**What the task requires**
Copy all of the material exactly. Pictures are not to appear in the copy.

**Provided data**

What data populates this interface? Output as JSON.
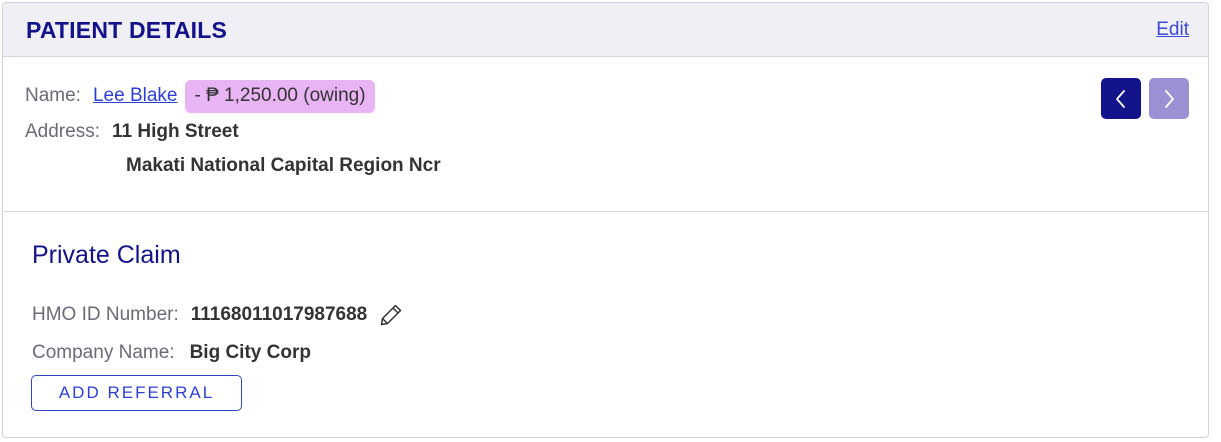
{
  "header": {
    "title": "PATIENT DETAILS",
    "edit_label": "Edit"
  },
  "patient": {
    "name_label": "Name:",
    "name": "Lee Blake ",
    "balance_badge": "- ₱ 1,250.00 (owing)",
    "address_label": "Address:",
    "address_line1": "11 High Street",
    "address_line2": "Makati National Capital Region Ncr",
    "prev_icon": "chevron-left-icon",
    "next_icon": "chevron-right-icon"
  },
  "claim": {
    "title": "Private Claim",
    "hmo_label": "HMO ID Number:",
    "hmo_value": "11168011017987688",
    "company_label": "Company Name:",
    "company_value": "Big City Corp",
    "add_referral_label": "ADD REFERRAL",
    "edit_icon": "pencil-icon"
  },
  "colors": {
    "accent": "#12128a",
    "link": "#2b3fd6",
    "badge": "#e8b4f4",
    "header_bg": "#f0eff5"
  }
}
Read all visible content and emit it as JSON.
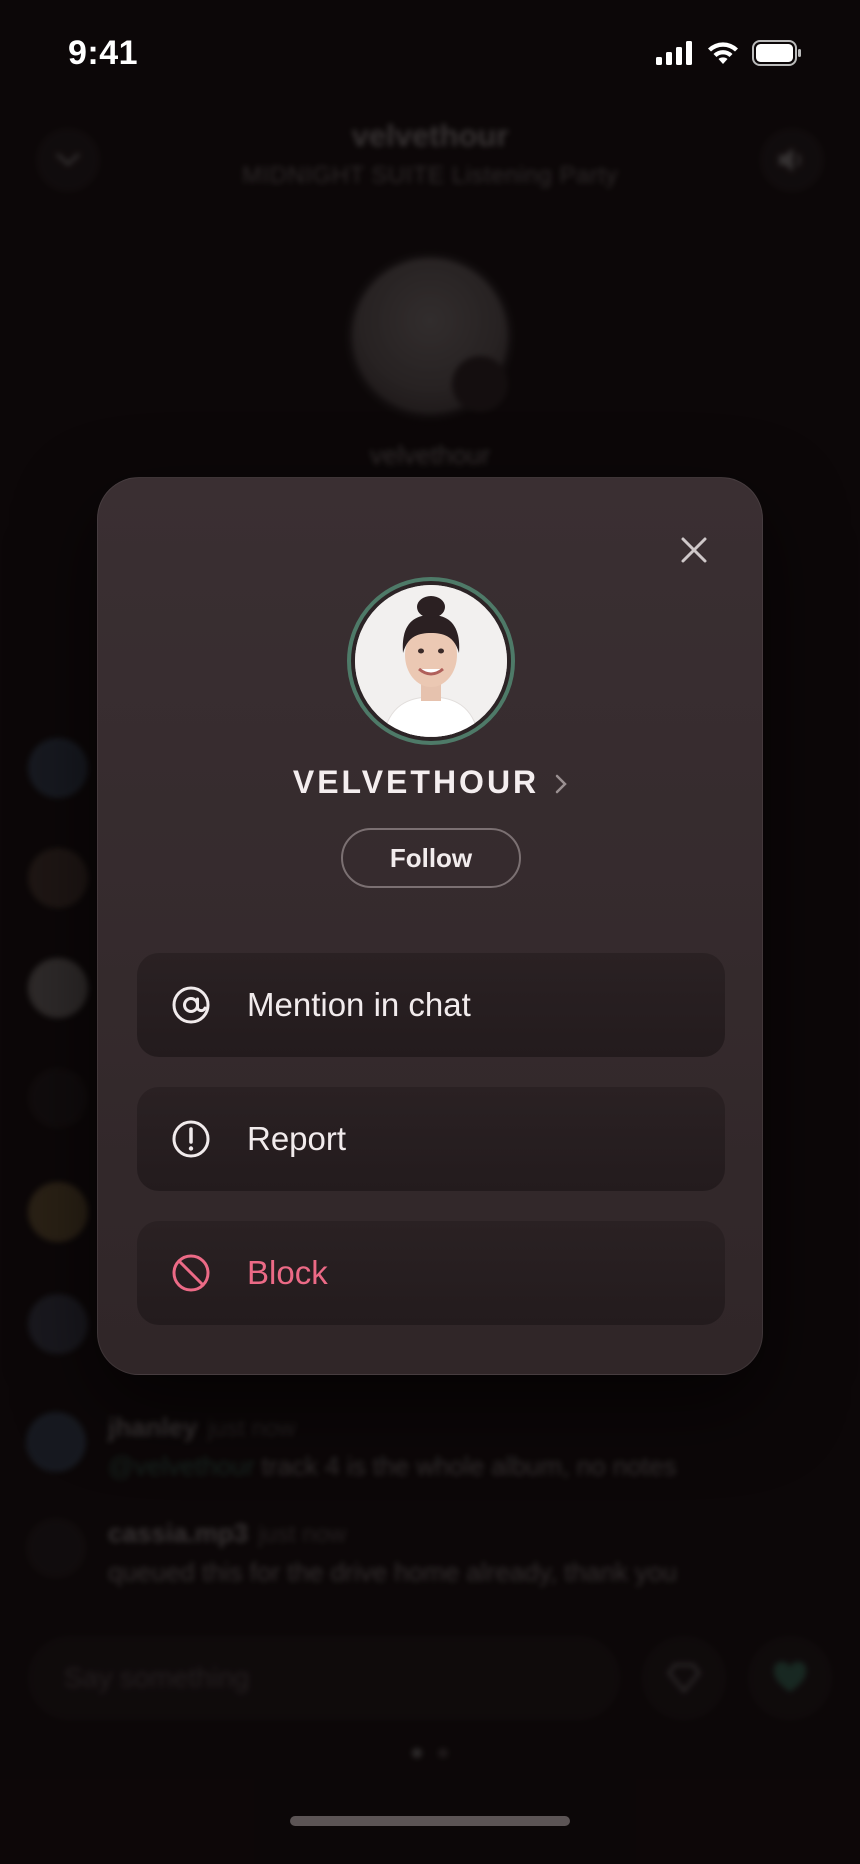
{
  "status_bar": {
    "time": "9:41",
    "icons": [
      "cellular-signal-icon",
      "wifi-icon",
      "battery-icon"
    ]
  },
  "background": {
    "host_name": "velvethour",
    "subtitle": "MIDNIGHT SUITE Listening Party",
    "host_label": "velvethour",
    "chat": [
      {
        "user": "jhanley",
        "time": "just now",
        "mention": "@velvethour",
        "text": " track 4 is the whole album, no notes"
      },
      {
        "user": "cassia.mp3",
        "time": "just now",
        "mention": "",
        "text": "queued this for the drive home already, thank you"
      }
    ],
    "input_placeholder": "Say something"
  },
  "modal": {
    "username": "VELVETHOUR",
    "follow_label": "Follow",
    "actions": [
      {
        "label": "Mention in chat",
        "icon": "at-sign-icon"
      },
      {
        "label": "Report",
        "icon": "alert-circle-icon"
      },
      {
        "label": "Block",
        "icon": "block-icon"
      }
    ]
  },
  "colors": {
    "modal_bg": "#352b2e",
    "accent_green": "#4e7a68",
    "danger": "#ec6a86"
  }
}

**Exercise result**
What data populates this interface? Output as JSON.
{
  "header": {
    "title": "PATIENT DETAILS",
    "edit_label": "Edit"
  },
  "patient": {
    "name_label": "Name:",
    "name": "Lee Blake ",
    "balance_badge": "- ₱ 1,250.00 (owing)",
    "address_label": "Address:",
    "address_line1": "11 High Street",
    "address_line2": "Makati National Capital Region Ncr",
    "prev_icon": "chevron-left-icon",
    "next_icon": "chevron-right-icon"
  },
  "claim": {
    "title": "Private Claim",
    "hmo_label": "HMO ID Number:",
    "hmo_value": "11168011017987688",
    "company_label": "Company Name:",
    "company_value": "Big City Corp",
    "add_referral_label": "ADD REFERRAL",
    "edit_icon": "pencil-icon"
  },
  "colors": {
    "accent": "#12128a",
    "link": "#2b3fd6",
    "badge": "#e8b4f4",
    "header_bg": "#f0eff5"
  }
}
Read all visible content and emit it as JSON.
{
  "status_bar": {
    "time": "9:41",
    "icons": [
      "cellular-signal-icon",
      "wifi-icon",
      "battery-icon"
    ]
  },
  "background": {
    "host_name": "velvethour",
    "subtitle": "MIDNIGHT SUITE Listening Party",
    "host_label": "velvethour",
    "chat": [
      {
        "user": "jhanley",
        "time": "just now",
        "mention": "@velvethour",
        "text": " track 4 is the whole album, no notes"
      },
      {
        "user": "cassia.mp3",
        "time": "just now",
        "mention": "",
        "text": "queued this for the drive home already, thank you"
      }
    ],
    "input_placeholder": "Say something"
  },
  "modal": {
    "username": "VELVETHOUR",
    "follow_label": "Follow",
    "actions": [
      {
        "label": "Mention in chat",
        "icon": "at-sign-icon"
      },
      {
        "label": "Report",
        "icon": "alert-circle-icon"
      },
      {
        "label": "Block",
        "icon": "block-icon"
      }
    ]
  },
  "colors": {
    "modal_bg": "#352b2e",
    "accent_green": "#4e7a68",
    "danger": "#ec6a86"
  }
}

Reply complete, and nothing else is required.